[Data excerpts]
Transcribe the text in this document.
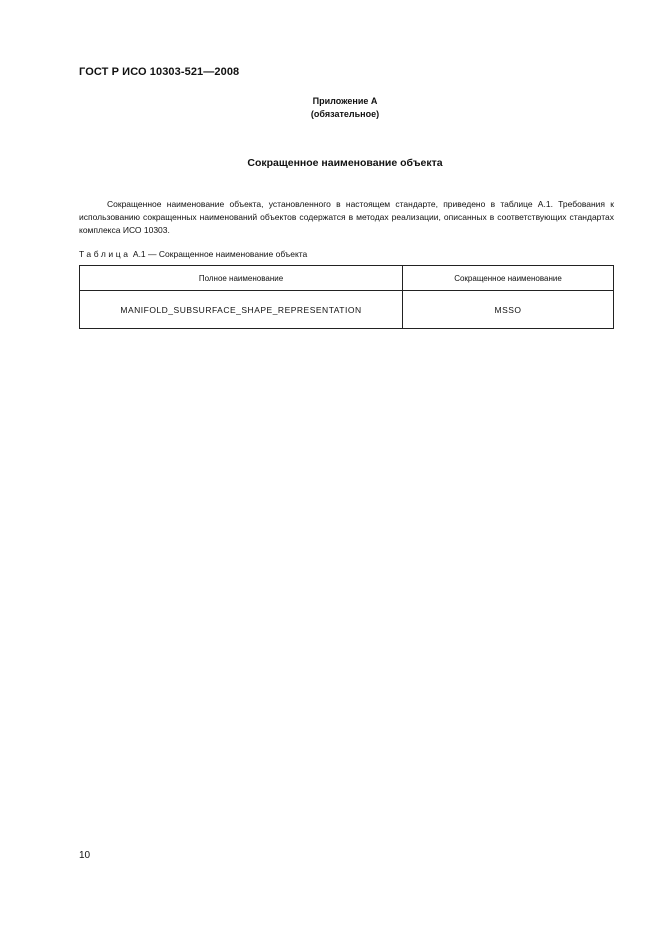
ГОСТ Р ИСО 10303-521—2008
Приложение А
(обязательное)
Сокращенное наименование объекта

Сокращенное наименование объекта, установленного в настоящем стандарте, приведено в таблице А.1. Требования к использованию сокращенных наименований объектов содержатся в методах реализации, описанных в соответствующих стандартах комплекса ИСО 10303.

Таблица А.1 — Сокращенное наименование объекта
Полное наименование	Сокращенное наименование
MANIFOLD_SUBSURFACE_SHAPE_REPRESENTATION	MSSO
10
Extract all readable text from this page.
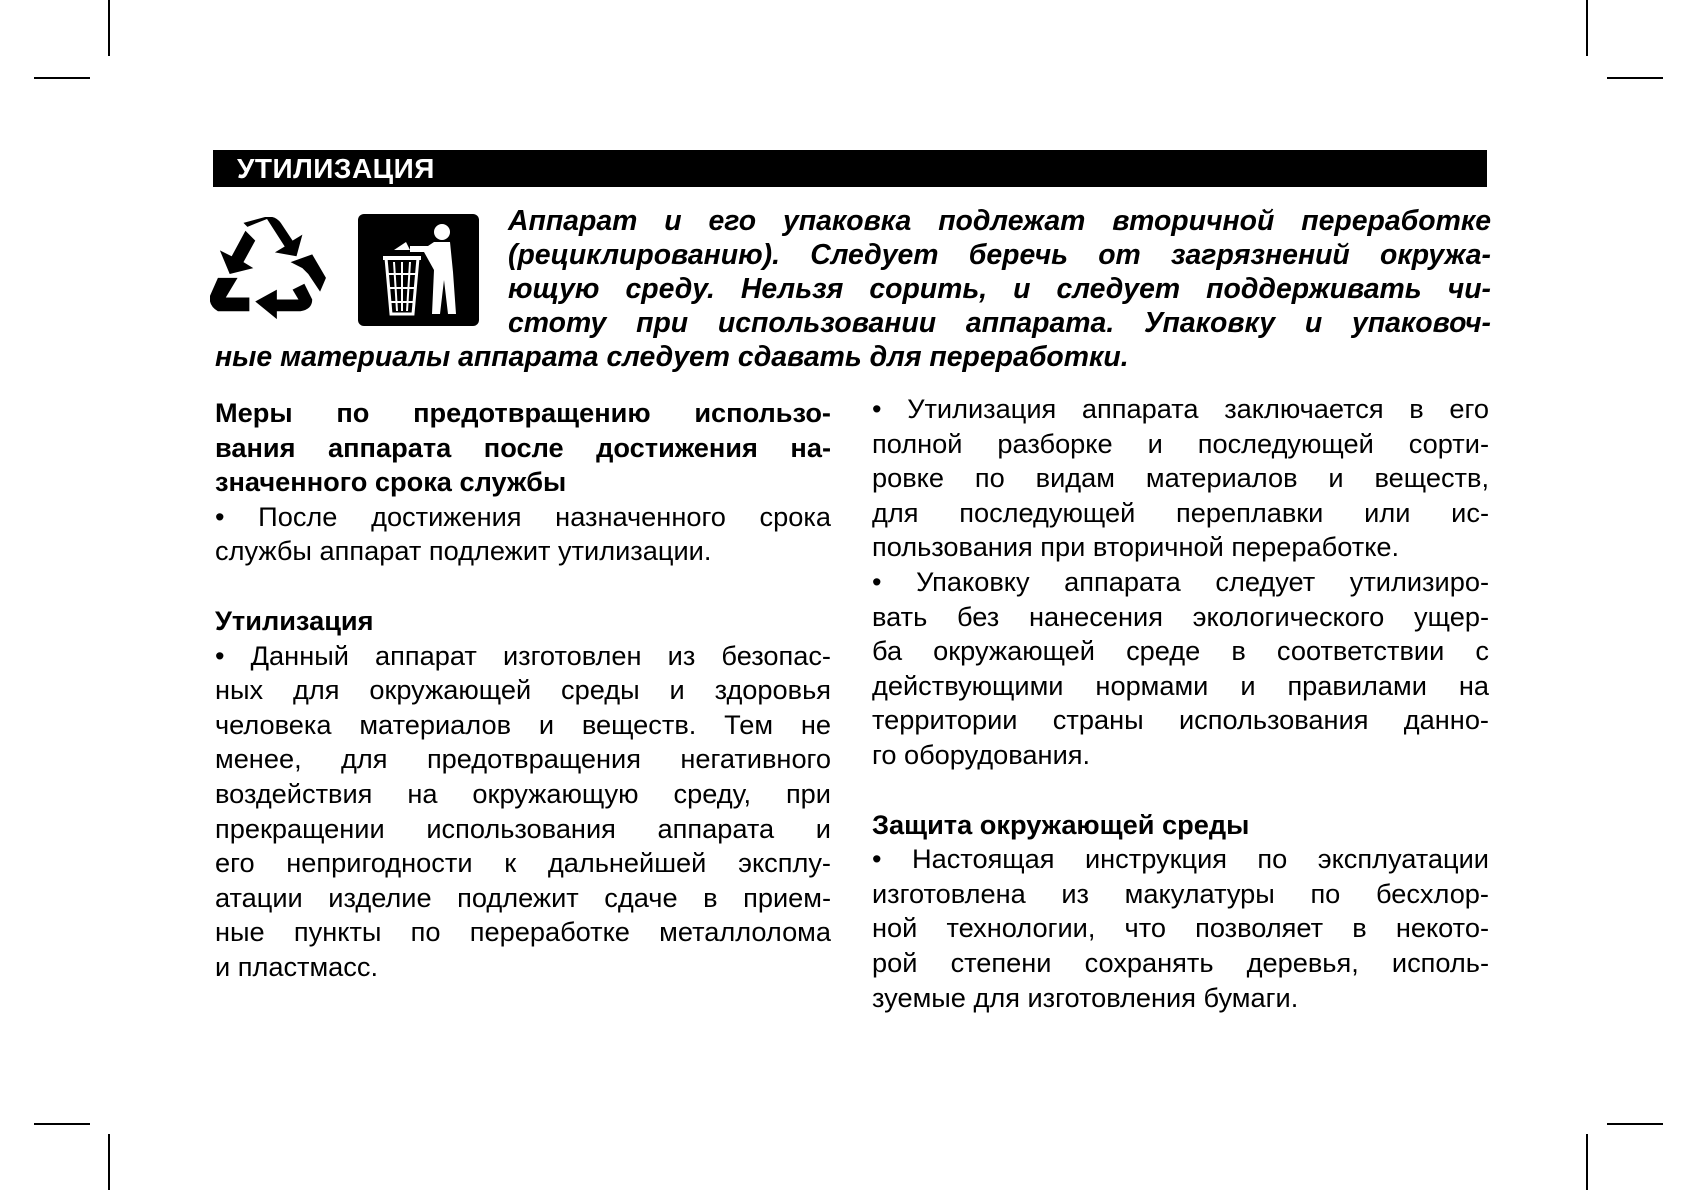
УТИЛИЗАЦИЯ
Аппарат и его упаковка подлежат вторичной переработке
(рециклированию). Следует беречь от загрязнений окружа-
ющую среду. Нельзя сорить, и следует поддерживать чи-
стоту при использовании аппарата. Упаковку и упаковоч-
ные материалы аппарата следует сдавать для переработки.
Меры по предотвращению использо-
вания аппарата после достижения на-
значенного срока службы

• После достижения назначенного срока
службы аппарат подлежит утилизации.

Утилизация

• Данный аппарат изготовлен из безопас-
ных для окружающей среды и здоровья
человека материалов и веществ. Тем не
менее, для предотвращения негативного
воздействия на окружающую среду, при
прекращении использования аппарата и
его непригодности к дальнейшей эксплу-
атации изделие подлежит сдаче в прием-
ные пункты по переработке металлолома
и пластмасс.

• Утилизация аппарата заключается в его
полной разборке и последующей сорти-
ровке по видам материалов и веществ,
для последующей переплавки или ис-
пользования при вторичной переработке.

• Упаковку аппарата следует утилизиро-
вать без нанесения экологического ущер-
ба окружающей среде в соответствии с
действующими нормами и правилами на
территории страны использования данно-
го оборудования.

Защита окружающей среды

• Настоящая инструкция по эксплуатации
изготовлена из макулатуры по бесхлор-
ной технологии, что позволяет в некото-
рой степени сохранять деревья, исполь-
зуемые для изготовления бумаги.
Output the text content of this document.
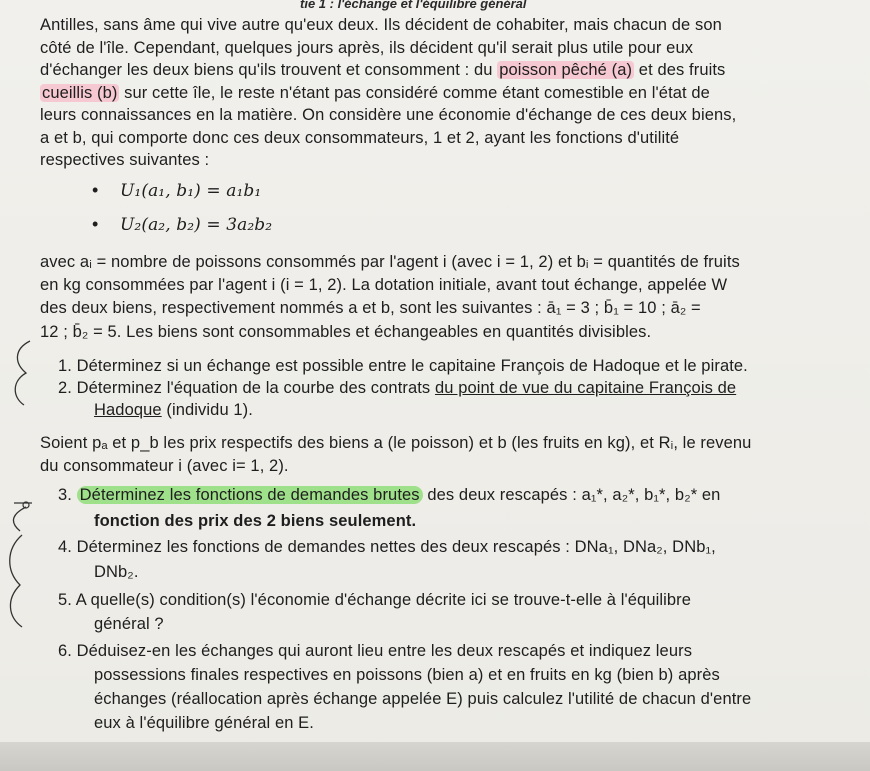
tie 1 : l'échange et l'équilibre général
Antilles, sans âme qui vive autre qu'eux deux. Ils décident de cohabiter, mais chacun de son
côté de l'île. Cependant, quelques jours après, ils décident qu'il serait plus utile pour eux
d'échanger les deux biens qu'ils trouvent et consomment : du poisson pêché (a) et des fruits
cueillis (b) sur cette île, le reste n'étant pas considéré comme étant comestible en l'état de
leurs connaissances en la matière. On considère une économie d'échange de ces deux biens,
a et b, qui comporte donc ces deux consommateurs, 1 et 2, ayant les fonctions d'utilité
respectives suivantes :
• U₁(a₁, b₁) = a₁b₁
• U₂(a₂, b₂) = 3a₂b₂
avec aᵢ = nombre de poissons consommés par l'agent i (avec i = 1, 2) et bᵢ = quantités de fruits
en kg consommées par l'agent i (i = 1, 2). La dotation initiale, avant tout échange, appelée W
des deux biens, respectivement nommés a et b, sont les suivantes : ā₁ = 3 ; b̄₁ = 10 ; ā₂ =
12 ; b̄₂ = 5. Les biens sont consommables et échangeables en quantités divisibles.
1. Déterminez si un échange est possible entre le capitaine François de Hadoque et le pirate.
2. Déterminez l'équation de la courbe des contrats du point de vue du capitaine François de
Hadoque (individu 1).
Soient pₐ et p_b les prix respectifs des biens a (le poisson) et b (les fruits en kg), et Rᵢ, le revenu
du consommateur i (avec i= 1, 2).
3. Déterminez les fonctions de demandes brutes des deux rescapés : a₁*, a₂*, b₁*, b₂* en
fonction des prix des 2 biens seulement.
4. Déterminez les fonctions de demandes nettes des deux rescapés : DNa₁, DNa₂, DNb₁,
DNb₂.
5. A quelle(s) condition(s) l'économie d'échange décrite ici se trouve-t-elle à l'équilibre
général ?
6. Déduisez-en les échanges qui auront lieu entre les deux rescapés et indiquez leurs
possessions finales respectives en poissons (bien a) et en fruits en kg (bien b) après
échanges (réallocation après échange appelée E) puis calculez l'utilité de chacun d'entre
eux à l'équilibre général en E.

TO DO:
Write out each line again precisely as it appears, skipping every picture.

EXERCISE ANSWER:
Transcribe the text in this document.
ГОСТ Р ИСО 10303-521—2008
Приложение А
(обязательное)
Сокращенное наименование объекта

Сокращенное наименование объекта, установленного в настоящем стандарте, приведено в таблице А.1. Требования к использованию сокращенных наименований объектов содержатся в методах реализации, описанных в соответствующих стандартах комплекса ИСО 10303.

Таблица А.1 — Сокращенное наименование объекта
Полное наименование	Сокращенное наименование
MANIFOLD_SUBSURFACE_SHAPE_REPRESENTATION	MSSO
10
Extract all readable text from this page.
УТИЛИЗАЦИЯ
Аппарат и его упаковка подлежат вторичной переработке
(рециклированию). Следует беречь от загрязнений окружа-
ющую среду. Нельзя сорить, и следует поддерживать чи-
стоту при использовании аппарата. Упаковку и упаковоч-
ные материалы аппарата следует сдавать для переработки.
Меры по предотвращению использо-
вания аппарата после достижения на-
значенного срока службы

• После достижения назначенного срока
службы аппарат подлежит утилизации.

Утилизация

• Данный аппарат изготовлен из безопас-
ных для окружающей среды и здоровья
человека материалов и веществ. Тем не
менее, для предотвращения негативного
воздействия на окружающую среду, при
прекращении использования аппарата и
его непригодности к дальнейшей эксплу-
атации изделие подлежит сдаче в прием-
ные пункты по переработке металлолома
и пластмасс.

• Утилизация аппарата заключается в его
полной разборке и последующей сорти-
ровке по видам материалов и веществ,
для последующей переплавки или ис-
пользования при вторичной переработке.

• Упаковку аппарата следует утилизиро-
вать без нанесения экологического ущер-
ба окружающей среде в соответствии с
действующими нормами и правилами на
территории страны использования данно-
го оборудования.

Защита окружающей среды

• Настоящая инструкция по эксплуатации
изготовлена из макулатуры по бесхлор-
ной технологии, что позволяет в некото-
рой степени сохранять деревья, исполь-
зуемые для изготовления бумаги.
Output the text content of this document.
tie 1 : l'échange et l'équilibre général
Antilles, sans âme qui vive autre qu'eux deux. Ils décident de cohabiter, mais chacun de son
côté de l'île. Cependant, quelques jours après, ils décident qu'il serait plus utile pour eux
d'échanger les deux biens qu'ils trouvent et consomment : du poisson pêché (a) et des fruits
cueillis (b) sur cette île, le reste n'étant pas considéré comme étant comestible en l'état de
leurs connaissances en la matière. On considère une économie d'échange de ces deux biens,
a et b, qui comporte donc ces deux consommateurs, 1 et 2, ayant les fonctions d'utilité
respectives suivantes :
• U₁(a₁, b₁) = a₁b₁
• U₂(a₂, b₂) = 3a₂b₂
avec aᵢ = nombre de poissons consommés par l'agent i (avec i = 1, 2) et bᵢ = quantités de fruits
en kg consommées par l'agent i (i = 1, 2). La dotation initiale, avant tout échange, appelée W
des deux biens, respectivement nommés a et b, sont les suivantes : ā₁ = 3 ; b̄₁ = 10 ; ā₂ =
12 ; b̄₂ = 5. Les biens sont consommables et échangeables en quantités divisibles.
1. Déterminez si un échange est possible entre le capitaine François de Hadoque et le pirate.
2. Déterminez l'équation de la courbe des contrats du point de vue du capitaine François de
Hadoque (individu 1).
Soient pₐ et p_b les prix respectifs des biens a (le poisson) et b (les fruits en kg), et Rᵢ, le revenu
du consommateur i (avec i= 1, 2).
3. Déterminez les fonctions de demandes brutes des deux rescapés : a₁*, a₂*, b₁*, b₂* en
fonction des prix des 2 biens seulement.
4. Déterminez les fonctions de demandes nettes des deux rescapés : DNa₁, DNa₂, DNb₁,
DNb₂.
5. A quelle(s) condition(s) l'économie d'échange décrite ici se trouve-t-elle à l'équilibre
général ?
6. Déduisez-en les échanges qui auront lieu entre les deux rescapés et indiquez leurs
possessions finales respectives en poissons (bien a) et en fruits en kg (bien b) après
échanges (réallocation après échange appelée E) puis calculez l'utilité de chacun d'entre
eux à l'équilibre général en E.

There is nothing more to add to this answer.